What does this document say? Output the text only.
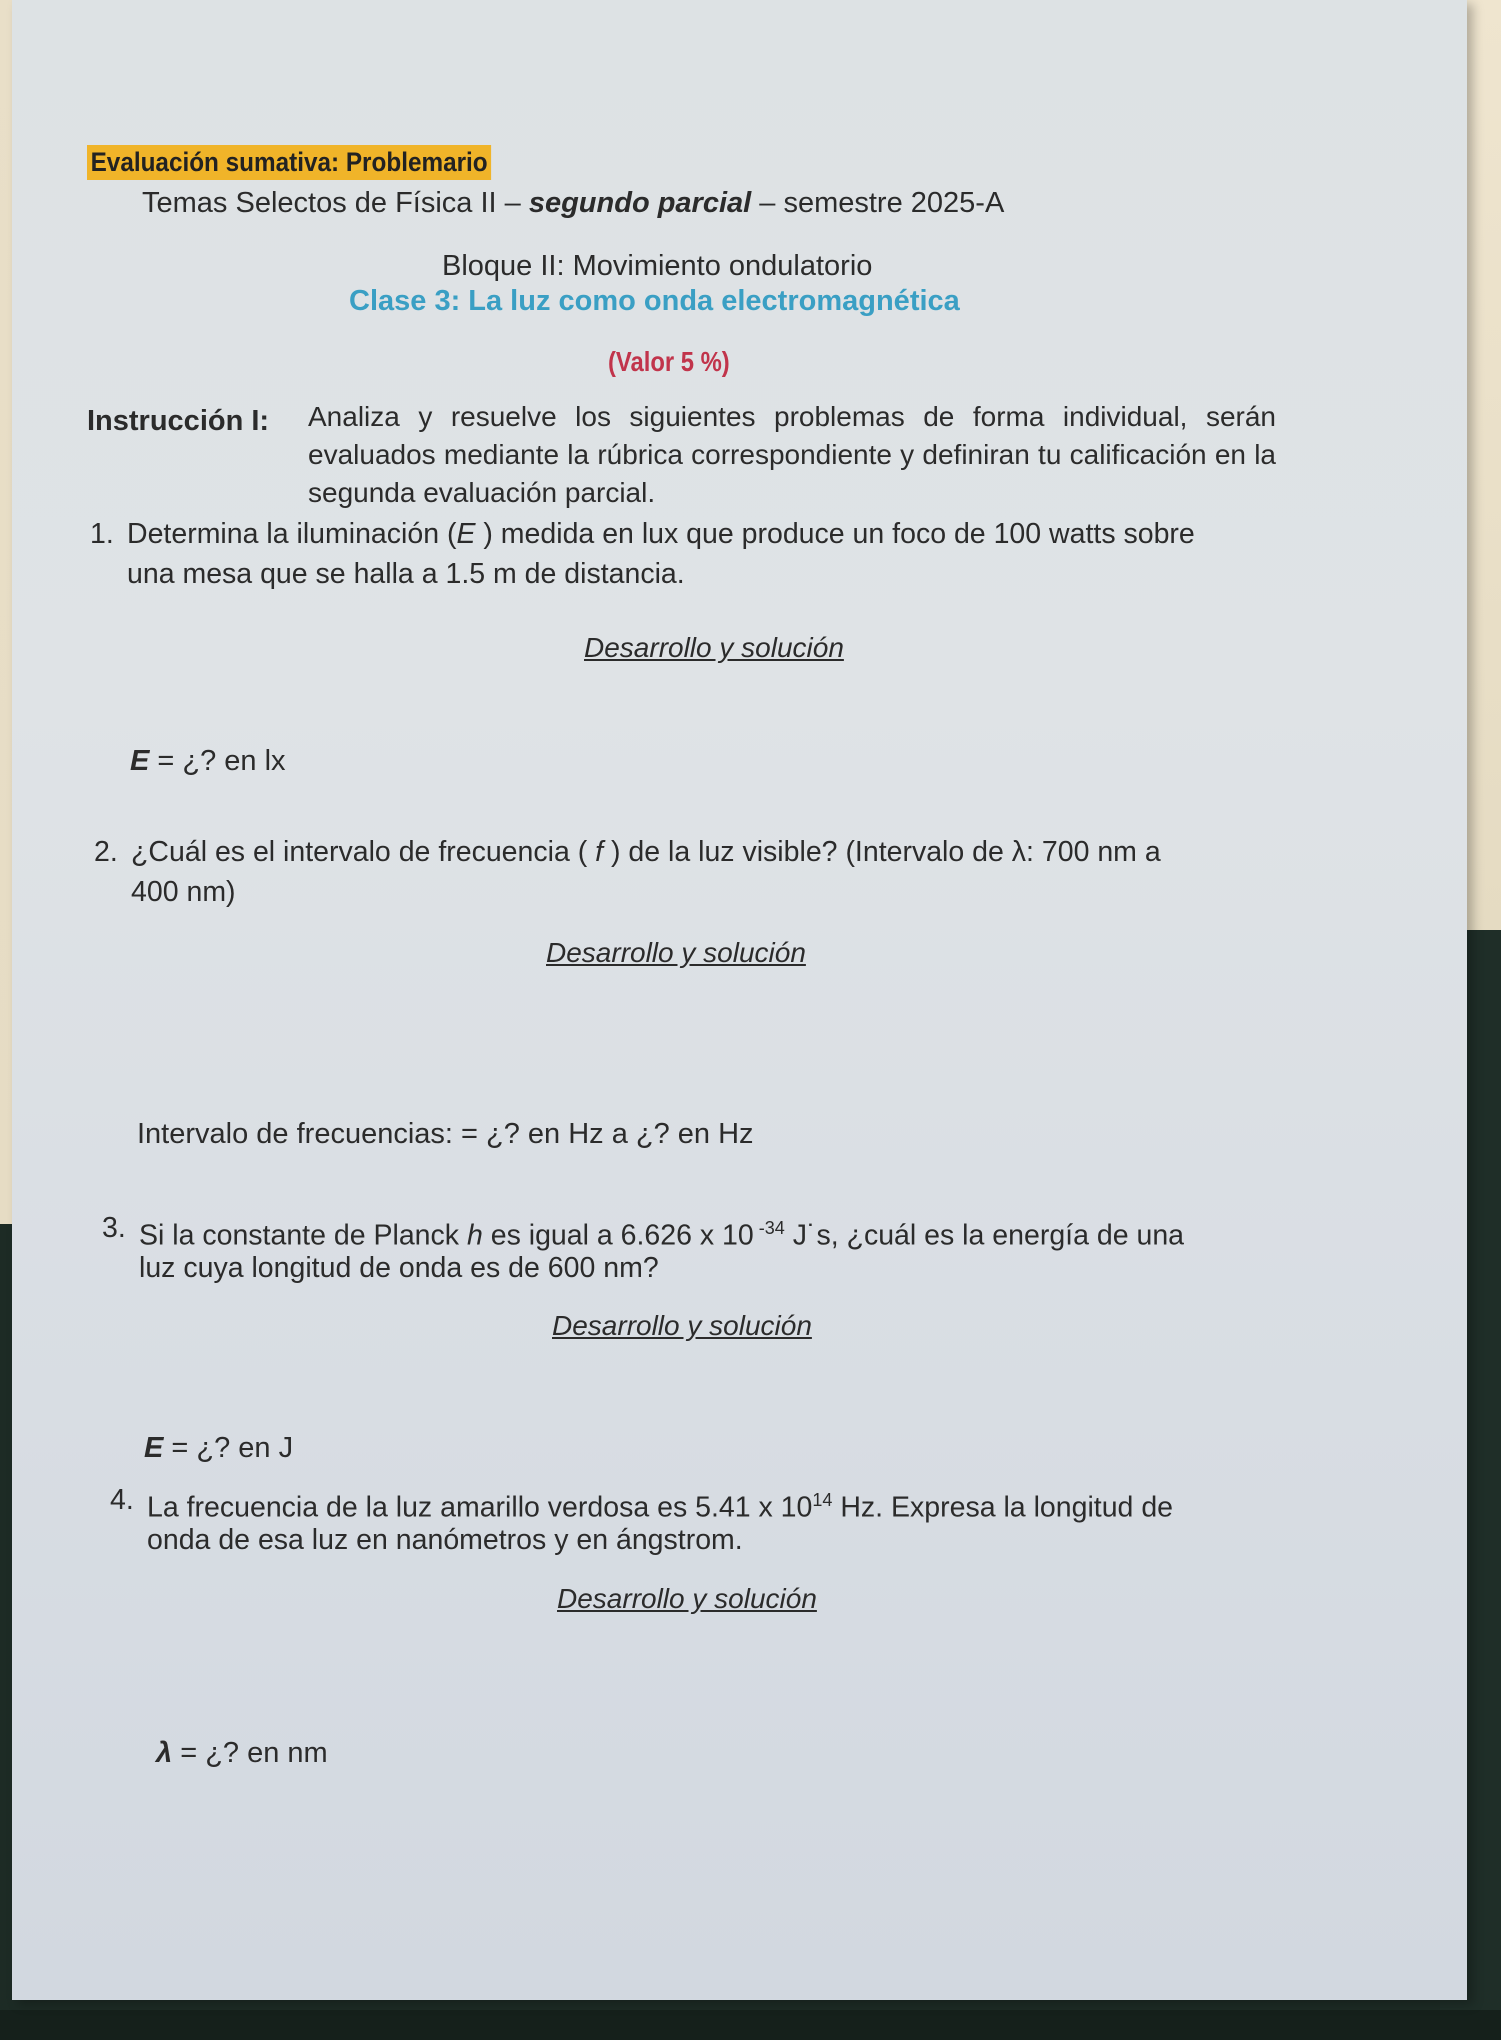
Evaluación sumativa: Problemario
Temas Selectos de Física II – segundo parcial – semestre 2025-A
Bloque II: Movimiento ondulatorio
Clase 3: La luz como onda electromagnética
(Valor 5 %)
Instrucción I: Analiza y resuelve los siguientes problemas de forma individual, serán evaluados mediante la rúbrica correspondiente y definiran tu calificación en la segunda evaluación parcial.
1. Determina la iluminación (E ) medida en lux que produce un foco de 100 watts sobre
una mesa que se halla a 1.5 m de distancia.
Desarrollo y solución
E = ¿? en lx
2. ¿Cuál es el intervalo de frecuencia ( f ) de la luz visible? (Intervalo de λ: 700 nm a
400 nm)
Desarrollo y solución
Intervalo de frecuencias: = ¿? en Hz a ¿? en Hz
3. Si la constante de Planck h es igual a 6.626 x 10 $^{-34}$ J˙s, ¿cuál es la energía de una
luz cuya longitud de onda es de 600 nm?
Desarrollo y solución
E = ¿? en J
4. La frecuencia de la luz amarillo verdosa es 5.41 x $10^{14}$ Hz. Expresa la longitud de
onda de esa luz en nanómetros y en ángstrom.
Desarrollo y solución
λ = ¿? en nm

▶ _OBJECTIVE_
Reproduce all of the entries word for word, skipping any pictures they hold.

▶ _SOLUTION TO THE PROBLEM_
What does this document say? Output the text only.
Evaluación sumativa: Problemario
Temas Selectos de Física II – segundo parcial – semestre 2025-A
Bloque II: Movimiento ondulatorio
Clase 3: La luz como onda electromagnética
(Valor 5 %)
Instrucción I: Analiza y resuelve los siguientes problemas de forma individual, serán evaluados mediante la rúbrica correspondiente y definiran tu calificación en la segunda evaluación parcial.
1. Determina la iluminación (E ) medida en lux que produce un foco de 100 watts sobre
una mesa que se halla a 1.5 m de distancia.
Desarrollo y solución
E = ¿? en lx
2. ¿Cuál es el intervalo de frecuencia ( f ) de la luz visible? (Intervalo de λ: 700 nm a
400 nm)
Desarrollo y solución
Intervalo de frecuencias: = ¿? en Hz a ¿? en Hz
3. Si la constante de Planck h es igual a 6.626 x 10 $^{-34}$ J˙s, ¿cuál es la energía de una
luz cuya longitud de onda es de 600 nm?
Desarrollo y solución
E = ¿? en J
4. La frecuencia de la luz amarillo verdosa es 5.41 x $10^{14}$ Hz. Expresa la longitud de
onda de esa luz en nanómetros y en ángstrom.
Desarrollo y solución
λ = ¿? en nm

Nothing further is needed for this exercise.